▶ **AUFGABEN**:
a) Wofür war der Magnetstreifen laut dem Beitrag über Kreditkarten zunächst gedacht?
b) Entnehmen Sie dem Beitrag über Kreditkarten wörtlich die Passage zwischen "Gerade erst vor" und "geprägte Kartennummer hat.", beide eingeschlossen.
c) Schreiben Sie den Beitrag über Kreditkarten im Anschluss an seinen letzten Satz weiter.

▶ **TEXT**:
━━━━━━━━━━━━━━━━━━━━

Hadmut Danisch

Ansichten eines Informatikers

Die Kreditkarte ist anders

Hadmut
30.9.2021 0:51

Oha.

Erstaunlich.

Gerade erst vor ein paar Tagen hatte ich mich noch etwas, nur geringfügig, darüber geärgert, dass beim Reisen im Geldbeutel die Kreditkarte dicker aufträgt, weil die noch diese geprägte Kartennummer hat.

Die meisten Leute werden nicht mehr wissen, warum bei Kreditkarten die Nummer richtig herausgeprägt ist und herausragt, und nicht, wie etwa bei EC-Karten (oder wie auch immer die heute heißen) einfach eingeprägt oder mit dem Laser reingeschrieben ist. Noch vor 20 Jahren war das so, dass viele Läden die Kreditkartenzahlung „offline“ vorgenommen haben, weil: Rein mechanisch. Ohne jede Elektronik oder IT. Da gab es so einen Rahmen, der eine Händlerbeschriftung aus Metall eingelassen war, die erhaben herausragte, und ein Fach für die Kreditkarte. Die legte man da rein und dann ein mehrlagiges Formular darüber, dass druckempfindlich war und sich auf Druck so leicht blau verfärbte. Dann zog man mit einem Ratsch so einen Schieber mit einer Walze darüber, und hatte damit vom der Metallplatte den Namen des Händlers und von der Kreditkarte die 16-stellige Nummer übertragen, weil die eben alle herausragten und im druckempfindlichen Formular als Schrift sichtbar wurden. Dann hat der Händler mit dem Kuli den Betrag daraufgeschrieben, der Kunde dann unterschrieben und der Händler die Unterschrift mit der auf der Karte verglichen, und fertig war die Zahlung. Der Kunde bekam einen Durchschlag, und der Händler musste die Hauptseite des Formulars einreichen. Damals hatten die Karten noch keinen Chip, und auch noch nicht gleich einen Magnetstreifen. Der war dann auch erst mal nur für Geldautomaten da, nicht für Zahlungen.

Ein einziges Mal habe ich in einem Laden gezahlt, der nicht mal das hatte, der hatte nur so einen seltsamen Kuli mit einem drehbaren Ring drauf, und musste dann damit die Kreditkarte, die auf dem Tisch lag, auf das Formular durchdrücken musste.

━━━━━━━━━━━━━━━━━━━━

▶ **ANGEZEIGTE DATEN**:
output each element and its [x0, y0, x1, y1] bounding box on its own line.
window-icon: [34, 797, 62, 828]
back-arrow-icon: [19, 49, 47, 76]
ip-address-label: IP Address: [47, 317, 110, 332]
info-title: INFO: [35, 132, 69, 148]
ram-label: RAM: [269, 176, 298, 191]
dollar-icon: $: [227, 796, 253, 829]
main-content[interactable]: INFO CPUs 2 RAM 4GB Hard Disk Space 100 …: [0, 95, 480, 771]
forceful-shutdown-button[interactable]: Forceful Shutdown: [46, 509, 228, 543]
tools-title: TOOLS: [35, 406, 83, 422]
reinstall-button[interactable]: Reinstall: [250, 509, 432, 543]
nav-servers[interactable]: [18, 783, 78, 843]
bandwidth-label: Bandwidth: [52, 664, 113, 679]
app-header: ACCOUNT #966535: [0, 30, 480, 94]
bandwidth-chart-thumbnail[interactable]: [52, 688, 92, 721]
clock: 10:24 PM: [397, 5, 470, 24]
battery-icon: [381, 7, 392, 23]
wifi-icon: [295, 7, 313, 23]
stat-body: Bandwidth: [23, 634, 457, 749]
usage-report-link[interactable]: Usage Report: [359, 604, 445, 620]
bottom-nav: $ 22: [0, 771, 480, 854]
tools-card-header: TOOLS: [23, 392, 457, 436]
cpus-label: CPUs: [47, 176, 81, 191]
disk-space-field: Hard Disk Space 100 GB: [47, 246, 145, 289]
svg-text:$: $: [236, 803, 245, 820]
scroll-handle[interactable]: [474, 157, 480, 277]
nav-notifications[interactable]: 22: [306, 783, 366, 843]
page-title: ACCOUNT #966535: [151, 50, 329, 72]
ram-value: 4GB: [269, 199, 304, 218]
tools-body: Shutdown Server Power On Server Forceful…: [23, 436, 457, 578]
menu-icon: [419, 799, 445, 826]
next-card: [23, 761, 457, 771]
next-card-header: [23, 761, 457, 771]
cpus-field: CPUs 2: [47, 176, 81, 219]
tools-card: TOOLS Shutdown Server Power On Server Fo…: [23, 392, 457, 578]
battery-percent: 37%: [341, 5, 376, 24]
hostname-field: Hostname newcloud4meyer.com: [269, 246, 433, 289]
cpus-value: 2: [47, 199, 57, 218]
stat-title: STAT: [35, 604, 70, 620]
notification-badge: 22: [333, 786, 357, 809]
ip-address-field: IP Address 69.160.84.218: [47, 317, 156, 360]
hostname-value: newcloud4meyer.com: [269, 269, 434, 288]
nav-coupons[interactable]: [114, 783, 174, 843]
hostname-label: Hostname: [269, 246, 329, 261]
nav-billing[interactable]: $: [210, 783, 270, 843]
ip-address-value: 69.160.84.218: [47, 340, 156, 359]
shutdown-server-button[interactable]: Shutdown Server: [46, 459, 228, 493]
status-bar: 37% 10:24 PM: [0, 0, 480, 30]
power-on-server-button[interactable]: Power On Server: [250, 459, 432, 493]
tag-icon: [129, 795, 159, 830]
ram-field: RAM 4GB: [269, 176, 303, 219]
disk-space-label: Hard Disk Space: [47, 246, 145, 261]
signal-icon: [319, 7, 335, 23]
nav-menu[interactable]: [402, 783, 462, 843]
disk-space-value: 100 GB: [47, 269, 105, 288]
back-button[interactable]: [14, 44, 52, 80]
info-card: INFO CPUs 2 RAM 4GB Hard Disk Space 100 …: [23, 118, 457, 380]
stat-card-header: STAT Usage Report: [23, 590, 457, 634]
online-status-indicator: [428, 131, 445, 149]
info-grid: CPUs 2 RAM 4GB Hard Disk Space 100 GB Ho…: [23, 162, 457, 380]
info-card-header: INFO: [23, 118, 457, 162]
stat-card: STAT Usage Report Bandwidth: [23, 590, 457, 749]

━━━━━━━━━━━━━━━━━━━━

▶ **LÖSUNGEN**:
a) Zunächst nur für Geldautomaten, nicht für Zahlungen.

b)
Gerade erst vor ein paar Tagen hatte ich mich noch etwas, nur geringfügig, darüber geärgert, dass beim Reisen im Geldbeutel die Kreditkarte dicker aufträgt, weil die noch diese geprägte Kartennummer hat.

c)
Ich kann mich auch erinnern, dass vor 30 Jahren vor einer Art des Kreditkartenbetrugs gewarnt wurde, ohne zu verraten, was man dagegen eigentlich tun könnte:

Schritt 1:
Taschendiebe klauen einem Touristen den Geldbeutel mit der Kreditkarte. Der ruft natürlich sofort die Bank an und lässt die Karte sperren, darauf kommt es aber nicht an. Die Karte wird nämlich nicht verwendet, wie sie ist, sondern vorsichtig mit dem Bügeleisen plattgebügelt, um sie damit wieder in den Zustand eines Kartenrohlings zurückzuführen.
Schritt 2:
Ein anderer Kunde zahlt mit einer Karte derselben Bank in einem Laden, der den Dieben zugänglich ist. Weil dieser Kunde aber ganz normal bezahlt und seine Karte zurückbekommt, für ihn also alles normal ist, hat er auch keinen Grund, die Karte zu sperren. Die Nummer wird dann vom Formular in den durch Bügeleisen geplätteten Rohling übertragen, ganz normal eingeprägt, damit also eine Dublette gefertigt, mit der dann einer am gleichen Ort ähnliche Dinge einkauft. Der Kreditkartenfirma fällt das nicht auf, weil doch jener Kunde gerade am Ort X in Urlaub ist und Dinge wie Y kauft. Beispielsweise Schmuck in Singapur.

Der Kunststoff der Karte hält das angeblich aus, einmal wieder plattgebügelt und neu geprägt zu werden, wenn man es vorsichtig und mit der richtigen Temperatur macht.

Ich habe gerade eine ganz neue Kreditkarte gesehen. Aufkleber drauf, nix mehr mit Unterschrift. Ab jetzt Zahlung nur noch mit PIN. Chip, Kontaktlos und zu meinem Erstaunen immer noch mit Magnetstreifen (es gibt wohl in einigen Winkeln der Welt immer noch alte Geldautomaten, die nur damit funktionieren.)

Nicht mehr geprägt. Glatt.

Oho: Die Kreditkartennummer steht nicht mal mehr vorne drauf. Nur noch klein hintendrauf. Es ist im Normalfall nicht mehr vorgesehen, dass ein Mensch die noch liest. Außer natürlich bei Online-Zahlungen im Internet.

Und: Nicht mehr im Querformat, sondern Hochkant. (Was sich ja nur in der Bedruckung äußert.) Weil: Sie ist nur noch dazu gedacht, per Chip voraus irgendwo reingesteckt oder kontaktlos irgendwo drangehalten zu werden.

Damit ist das klassische Kreditkartenzahlen mit Ratsche und Unterschrift endgültig Vergangenheit.

Was aber auch heißt: Wer sich keine PIN merken kann, kann nicht mehr zahlen.